-- WORK REQUIRED --
Filter the data below for the string "муниципальный" and copy each matching line.
-- Begin DATA SHOWN --
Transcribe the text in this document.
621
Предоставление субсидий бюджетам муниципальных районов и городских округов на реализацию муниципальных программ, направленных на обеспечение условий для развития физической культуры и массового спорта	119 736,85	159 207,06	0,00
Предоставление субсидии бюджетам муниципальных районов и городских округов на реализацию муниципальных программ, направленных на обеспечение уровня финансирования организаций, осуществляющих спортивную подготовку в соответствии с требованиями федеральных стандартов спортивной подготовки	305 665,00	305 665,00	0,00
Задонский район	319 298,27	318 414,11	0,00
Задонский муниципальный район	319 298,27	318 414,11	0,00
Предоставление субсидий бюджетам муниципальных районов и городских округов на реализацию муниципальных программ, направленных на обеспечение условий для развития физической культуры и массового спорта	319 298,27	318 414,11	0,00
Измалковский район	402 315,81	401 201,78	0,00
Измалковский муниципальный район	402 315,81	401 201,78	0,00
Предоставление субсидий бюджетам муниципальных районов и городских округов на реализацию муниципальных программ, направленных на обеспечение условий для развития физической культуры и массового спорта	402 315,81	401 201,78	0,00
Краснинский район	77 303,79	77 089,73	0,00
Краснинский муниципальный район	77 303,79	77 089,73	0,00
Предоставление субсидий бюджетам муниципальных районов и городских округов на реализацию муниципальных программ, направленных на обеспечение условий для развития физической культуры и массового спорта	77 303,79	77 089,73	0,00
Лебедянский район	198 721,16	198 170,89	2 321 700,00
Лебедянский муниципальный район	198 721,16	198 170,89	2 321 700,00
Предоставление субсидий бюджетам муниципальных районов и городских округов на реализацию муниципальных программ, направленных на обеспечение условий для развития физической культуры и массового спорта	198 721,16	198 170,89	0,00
-- End DATA SHOWN --
-- RESPONSE --
Задонский муниципальный район	319 298,27	318 414,11	0,00
Измалковский муниципальный район	402 315,81	401 201,78	0,00
Краснинский муниципальный район	77 303,79	77 089,73	0,00
Лебедянский муниципальный район	198 721,16	198 170,89	2 321 700,00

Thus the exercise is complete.